RECORDS FOR THIS TASK
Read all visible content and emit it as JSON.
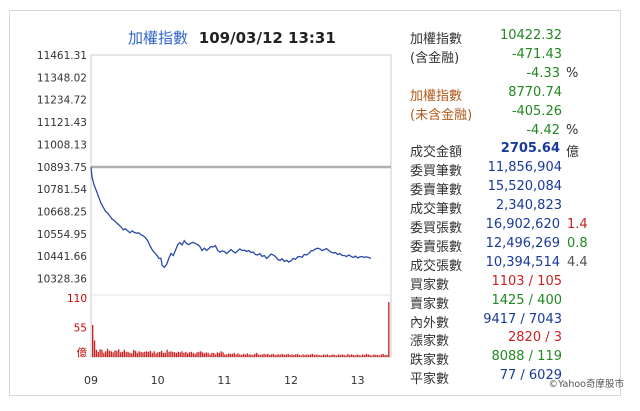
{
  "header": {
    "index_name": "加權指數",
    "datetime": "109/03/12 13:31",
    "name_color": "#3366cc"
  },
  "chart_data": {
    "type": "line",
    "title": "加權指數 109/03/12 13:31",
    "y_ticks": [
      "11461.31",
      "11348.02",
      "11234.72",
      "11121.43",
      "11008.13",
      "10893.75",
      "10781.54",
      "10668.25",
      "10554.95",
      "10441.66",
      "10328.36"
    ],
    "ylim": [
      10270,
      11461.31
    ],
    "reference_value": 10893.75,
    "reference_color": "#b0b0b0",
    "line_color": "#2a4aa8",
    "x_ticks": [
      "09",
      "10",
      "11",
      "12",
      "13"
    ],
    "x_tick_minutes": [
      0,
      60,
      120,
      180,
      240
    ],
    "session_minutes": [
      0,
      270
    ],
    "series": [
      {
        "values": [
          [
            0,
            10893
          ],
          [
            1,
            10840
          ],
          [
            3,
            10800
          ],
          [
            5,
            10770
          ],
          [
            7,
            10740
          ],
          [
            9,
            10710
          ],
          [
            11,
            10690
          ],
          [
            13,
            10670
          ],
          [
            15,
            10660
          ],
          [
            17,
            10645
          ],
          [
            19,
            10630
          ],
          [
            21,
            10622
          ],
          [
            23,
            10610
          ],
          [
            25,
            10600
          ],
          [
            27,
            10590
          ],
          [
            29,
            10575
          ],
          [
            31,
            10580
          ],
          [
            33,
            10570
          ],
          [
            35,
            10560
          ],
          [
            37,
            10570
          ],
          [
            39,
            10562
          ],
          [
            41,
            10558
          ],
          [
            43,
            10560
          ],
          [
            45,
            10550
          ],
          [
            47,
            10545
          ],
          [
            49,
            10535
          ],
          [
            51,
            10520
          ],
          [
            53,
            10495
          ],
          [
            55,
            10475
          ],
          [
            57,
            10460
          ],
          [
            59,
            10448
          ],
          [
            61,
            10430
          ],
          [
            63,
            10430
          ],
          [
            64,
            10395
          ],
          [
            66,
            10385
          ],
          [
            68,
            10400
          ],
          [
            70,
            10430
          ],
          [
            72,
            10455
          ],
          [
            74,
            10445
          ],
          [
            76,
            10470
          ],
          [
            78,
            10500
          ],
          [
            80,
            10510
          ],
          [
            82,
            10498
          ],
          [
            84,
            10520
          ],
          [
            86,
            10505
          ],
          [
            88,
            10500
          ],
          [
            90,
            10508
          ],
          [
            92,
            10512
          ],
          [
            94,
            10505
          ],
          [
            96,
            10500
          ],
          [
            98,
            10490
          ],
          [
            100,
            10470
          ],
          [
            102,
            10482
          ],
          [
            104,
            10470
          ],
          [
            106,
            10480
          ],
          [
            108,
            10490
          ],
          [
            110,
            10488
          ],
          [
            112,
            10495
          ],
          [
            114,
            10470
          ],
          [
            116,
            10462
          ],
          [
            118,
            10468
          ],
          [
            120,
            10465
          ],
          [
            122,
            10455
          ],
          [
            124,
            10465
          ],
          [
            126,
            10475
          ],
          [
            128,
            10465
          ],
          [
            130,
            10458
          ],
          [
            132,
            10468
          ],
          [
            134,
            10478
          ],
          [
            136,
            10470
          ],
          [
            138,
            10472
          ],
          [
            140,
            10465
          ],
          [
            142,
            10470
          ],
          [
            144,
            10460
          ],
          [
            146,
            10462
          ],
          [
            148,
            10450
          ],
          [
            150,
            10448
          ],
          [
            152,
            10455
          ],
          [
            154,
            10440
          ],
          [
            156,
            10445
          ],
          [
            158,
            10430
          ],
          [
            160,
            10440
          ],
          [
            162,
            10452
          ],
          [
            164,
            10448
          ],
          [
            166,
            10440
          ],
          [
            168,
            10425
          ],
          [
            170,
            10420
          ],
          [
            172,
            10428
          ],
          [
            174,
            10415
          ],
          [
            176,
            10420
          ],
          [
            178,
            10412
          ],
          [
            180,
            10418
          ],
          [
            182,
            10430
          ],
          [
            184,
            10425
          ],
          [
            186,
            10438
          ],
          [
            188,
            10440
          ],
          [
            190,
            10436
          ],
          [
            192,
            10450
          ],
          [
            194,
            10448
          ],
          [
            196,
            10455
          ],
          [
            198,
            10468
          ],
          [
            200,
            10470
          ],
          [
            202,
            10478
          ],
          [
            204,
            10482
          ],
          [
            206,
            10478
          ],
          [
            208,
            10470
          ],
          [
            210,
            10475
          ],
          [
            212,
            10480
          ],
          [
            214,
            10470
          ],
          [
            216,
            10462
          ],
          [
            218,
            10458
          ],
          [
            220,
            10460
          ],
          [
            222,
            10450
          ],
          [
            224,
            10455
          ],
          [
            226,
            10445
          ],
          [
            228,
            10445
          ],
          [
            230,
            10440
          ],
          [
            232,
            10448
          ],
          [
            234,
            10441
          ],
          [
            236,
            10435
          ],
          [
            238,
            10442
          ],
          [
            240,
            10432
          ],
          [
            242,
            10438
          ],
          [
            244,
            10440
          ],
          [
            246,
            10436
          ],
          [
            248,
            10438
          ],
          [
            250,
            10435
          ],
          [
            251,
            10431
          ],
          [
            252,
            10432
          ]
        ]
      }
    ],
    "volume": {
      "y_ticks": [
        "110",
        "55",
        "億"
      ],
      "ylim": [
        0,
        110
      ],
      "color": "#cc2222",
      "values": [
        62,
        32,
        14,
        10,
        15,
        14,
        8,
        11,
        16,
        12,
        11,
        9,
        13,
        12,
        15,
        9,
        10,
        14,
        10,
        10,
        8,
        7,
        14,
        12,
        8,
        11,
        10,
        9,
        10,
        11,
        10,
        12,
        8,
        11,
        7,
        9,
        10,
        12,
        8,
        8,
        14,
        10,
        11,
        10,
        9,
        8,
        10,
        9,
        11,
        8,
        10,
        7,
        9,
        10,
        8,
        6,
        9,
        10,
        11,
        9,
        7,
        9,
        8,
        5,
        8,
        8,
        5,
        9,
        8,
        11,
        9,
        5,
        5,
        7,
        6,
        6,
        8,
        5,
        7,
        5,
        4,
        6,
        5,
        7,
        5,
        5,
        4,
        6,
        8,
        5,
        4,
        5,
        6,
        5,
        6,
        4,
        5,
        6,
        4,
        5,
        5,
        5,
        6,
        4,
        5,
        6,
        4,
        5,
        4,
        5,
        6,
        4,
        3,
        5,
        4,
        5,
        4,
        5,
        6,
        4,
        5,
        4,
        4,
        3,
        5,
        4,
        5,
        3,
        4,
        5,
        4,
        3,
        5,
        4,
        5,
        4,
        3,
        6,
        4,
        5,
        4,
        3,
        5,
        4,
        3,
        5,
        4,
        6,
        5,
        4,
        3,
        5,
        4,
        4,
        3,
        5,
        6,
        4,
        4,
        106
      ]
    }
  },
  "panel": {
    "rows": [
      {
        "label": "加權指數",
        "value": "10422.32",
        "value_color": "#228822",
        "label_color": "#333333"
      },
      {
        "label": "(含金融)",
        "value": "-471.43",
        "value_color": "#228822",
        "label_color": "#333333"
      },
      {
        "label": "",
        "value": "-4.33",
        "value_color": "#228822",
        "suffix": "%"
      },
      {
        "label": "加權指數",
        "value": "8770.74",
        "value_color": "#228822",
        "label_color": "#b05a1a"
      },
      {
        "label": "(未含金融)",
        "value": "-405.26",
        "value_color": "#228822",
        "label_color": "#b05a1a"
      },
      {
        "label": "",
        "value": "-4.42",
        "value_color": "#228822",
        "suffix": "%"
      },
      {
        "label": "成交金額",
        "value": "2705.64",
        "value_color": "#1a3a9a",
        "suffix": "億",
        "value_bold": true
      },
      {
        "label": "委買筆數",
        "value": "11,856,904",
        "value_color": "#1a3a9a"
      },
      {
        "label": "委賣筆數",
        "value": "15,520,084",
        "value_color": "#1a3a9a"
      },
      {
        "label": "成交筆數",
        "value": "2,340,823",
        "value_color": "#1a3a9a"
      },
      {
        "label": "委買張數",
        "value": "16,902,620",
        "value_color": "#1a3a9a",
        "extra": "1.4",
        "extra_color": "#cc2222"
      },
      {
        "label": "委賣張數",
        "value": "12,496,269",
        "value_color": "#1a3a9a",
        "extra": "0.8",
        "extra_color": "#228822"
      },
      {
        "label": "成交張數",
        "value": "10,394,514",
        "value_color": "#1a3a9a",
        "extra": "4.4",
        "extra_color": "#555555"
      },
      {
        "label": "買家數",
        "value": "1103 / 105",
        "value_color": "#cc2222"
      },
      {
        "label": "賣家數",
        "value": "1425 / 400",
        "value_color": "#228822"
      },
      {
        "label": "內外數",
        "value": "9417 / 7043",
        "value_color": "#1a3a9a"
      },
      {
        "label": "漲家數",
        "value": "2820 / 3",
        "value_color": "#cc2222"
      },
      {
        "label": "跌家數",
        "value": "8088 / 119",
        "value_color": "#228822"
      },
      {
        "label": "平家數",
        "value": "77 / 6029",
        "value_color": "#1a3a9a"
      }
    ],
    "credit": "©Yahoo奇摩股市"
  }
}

==

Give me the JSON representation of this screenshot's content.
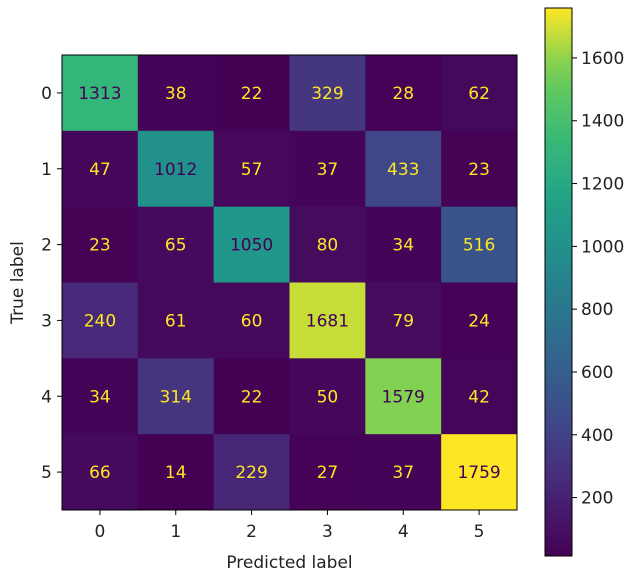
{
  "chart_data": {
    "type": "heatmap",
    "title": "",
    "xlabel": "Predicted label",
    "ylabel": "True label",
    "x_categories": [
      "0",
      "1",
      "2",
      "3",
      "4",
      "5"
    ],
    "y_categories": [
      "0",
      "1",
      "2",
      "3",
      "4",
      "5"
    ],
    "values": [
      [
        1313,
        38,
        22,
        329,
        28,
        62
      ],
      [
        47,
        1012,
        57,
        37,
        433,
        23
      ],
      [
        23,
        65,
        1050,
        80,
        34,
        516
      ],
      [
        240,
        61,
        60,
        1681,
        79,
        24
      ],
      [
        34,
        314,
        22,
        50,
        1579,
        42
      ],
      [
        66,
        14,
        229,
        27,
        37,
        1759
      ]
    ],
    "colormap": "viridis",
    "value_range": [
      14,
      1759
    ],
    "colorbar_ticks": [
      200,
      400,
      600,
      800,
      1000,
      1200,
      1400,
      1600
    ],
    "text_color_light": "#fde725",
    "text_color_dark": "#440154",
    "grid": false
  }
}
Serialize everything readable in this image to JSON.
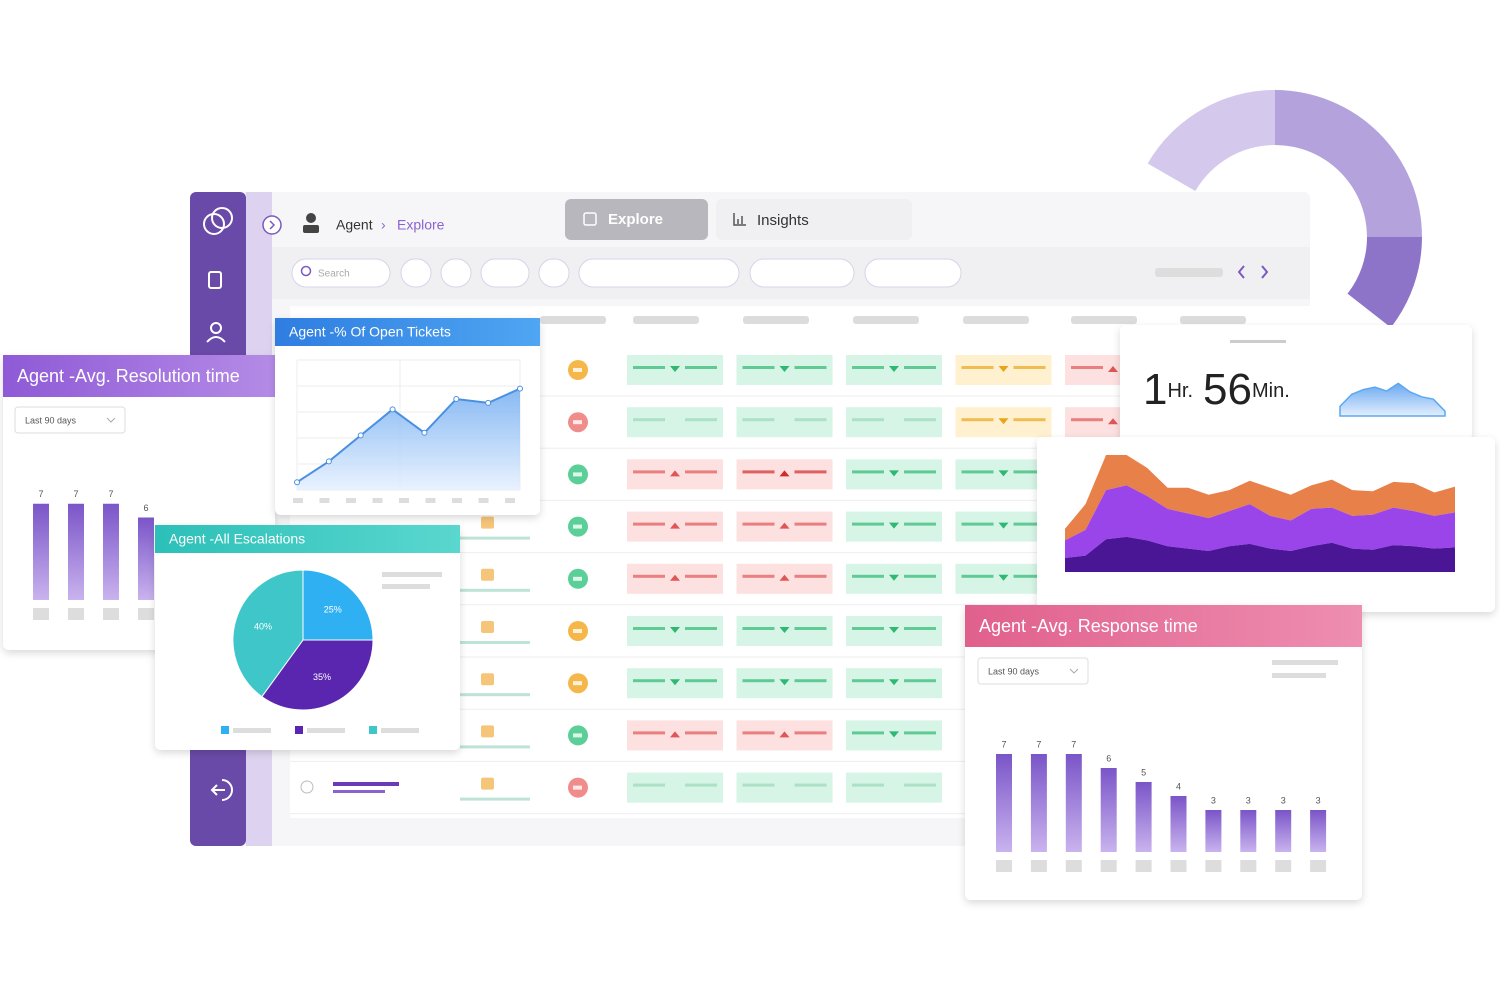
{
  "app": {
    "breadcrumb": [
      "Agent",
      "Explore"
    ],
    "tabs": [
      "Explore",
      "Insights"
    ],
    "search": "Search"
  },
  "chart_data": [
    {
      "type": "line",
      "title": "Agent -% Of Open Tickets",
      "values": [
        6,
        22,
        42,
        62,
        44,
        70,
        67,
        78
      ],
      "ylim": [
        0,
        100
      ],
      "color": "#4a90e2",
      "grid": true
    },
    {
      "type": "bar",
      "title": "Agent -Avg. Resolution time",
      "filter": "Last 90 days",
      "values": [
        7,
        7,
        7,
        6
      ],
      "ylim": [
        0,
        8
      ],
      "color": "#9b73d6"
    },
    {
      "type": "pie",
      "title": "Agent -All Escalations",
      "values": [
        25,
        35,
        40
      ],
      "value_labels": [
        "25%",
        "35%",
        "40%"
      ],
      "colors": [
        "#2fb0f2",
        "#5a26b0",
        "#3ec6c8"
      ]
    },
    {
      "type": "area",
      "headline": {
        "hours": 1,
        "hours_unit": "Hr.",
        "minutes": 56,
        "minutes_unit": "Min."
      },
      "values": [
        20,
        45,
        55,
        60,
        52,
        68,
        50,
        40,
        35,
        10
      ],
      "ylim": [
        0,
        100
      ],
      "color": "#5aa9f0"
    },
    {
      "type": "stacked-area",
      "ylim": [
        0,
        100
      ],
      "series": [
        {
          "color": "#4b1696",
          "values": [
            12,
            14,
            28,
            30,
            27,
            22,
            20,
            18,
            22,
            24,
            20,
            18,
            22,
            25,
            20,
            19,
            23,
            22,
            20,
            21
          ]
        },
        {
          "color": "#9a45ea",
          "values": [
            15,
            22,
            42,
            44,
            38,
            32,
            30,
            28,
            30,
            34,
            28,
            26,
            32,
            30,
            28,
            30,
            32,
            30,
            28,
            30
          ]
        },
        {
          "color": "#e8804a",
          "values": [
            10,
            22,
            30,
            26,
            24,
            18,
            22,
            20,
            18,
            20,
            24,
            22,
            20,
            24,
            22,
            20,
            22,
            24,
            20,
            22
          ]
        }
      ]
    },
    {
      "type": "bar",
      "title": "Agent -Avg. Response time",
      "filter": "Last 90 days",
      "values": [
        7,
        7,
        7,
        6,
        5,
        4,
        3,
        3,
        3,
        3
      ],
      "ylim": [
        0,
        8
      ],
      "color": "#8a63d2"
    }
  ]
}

...

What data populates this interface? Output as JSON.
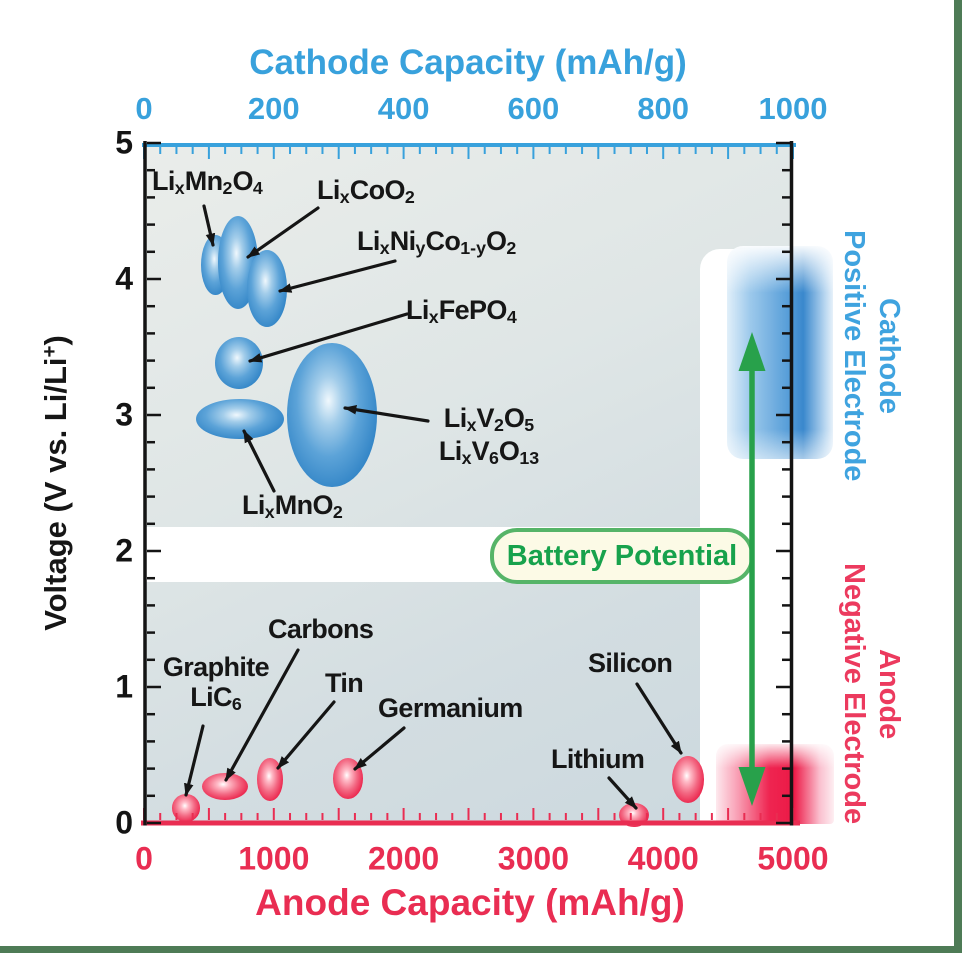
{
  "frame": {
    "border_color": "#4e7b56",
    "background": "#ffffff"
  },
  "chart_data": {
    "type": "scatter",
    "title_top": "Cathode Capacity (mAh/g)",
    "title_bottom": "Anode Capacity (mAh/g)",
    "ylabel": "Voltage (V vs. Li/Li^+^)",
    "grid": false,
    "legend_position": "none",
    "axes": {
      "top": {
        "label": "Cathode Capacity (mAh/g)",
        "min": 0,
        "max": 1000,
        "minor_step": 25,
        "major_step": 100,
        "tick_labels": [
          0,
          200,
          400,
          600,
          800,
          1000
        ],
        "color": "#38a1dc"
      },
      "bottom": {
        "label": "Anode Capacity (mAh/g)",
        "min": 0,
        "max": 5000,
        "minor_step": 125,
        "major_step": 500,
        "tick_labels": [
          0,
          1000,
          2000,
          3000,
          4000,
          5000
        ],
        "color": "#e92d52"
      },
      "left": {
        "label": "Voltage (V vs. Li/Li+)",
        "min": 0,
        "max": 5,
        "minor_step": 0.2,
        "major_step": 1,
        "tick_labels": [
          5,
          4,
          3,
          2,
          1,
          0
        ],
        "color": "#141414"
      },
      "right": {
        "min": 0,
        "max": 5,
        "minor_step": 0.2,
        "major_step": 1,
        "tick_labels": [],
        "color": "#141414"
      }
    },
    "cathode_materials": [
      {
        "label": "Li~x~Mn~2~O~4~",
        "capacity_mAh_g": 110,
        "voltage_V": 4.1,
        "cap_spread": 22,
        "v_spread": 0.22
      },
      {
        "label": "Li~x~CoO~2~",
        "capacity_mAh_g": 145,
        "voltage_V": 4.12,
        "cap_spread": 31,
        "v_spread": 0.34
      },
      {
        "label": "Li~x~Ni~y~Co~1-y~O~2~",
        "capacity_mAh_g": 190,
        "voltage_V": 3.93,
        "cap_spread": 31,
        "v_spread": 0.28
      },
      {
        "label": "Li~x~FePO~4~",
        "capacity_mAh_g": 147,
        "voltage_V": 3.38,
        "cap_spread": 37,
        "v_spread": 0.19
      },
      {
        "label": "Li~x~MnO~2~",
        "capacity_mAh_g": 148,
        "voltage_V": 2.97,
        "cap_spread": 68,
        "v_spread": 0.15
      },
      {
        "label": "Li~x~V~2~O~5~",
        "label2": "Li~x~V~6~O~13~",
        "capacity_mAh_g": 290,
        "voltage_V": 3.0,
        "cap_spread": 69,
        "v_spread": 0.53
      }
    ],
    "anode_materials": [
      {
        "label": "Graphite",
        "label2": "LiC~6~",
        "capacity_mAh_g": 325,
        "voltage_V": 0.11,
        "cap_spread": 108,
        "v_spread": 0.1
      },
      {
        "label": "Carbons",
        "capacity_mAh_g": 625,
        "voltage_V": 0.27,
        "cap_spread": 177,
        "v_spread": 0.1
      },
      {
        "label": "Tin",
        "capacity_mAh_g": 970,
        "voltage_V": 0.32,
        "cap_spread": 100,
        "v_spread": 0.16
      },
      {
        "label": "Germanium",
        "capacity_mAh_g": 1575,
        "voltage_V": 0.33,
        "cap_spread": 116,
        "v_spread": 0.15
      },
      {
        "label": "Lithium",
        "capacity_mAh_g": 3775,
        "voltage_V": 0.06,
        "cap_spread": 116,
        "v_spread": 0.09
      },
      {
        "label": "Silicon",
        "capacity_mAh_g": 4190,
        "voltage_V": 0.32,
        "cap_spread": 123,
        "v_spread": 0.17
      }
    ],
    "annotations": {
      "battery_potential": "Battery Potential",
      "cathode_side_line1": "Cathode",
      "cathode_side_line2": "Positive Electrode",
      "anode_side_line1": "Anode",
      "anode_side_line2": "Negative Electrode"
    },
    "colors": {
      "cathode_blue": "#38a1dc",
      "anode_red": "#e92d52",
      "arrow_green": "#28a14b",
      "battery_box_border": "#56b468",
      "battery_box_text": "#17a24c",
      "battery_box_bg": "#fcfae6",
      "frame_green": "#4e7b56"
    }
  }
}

WORK INSTRUCTIONS
Pull out every line in the data above that has the word "content".

WRITTEN ANSWER
Read all visible content and emit it as JSON.
Give me the JSON representation of this screenshot's content.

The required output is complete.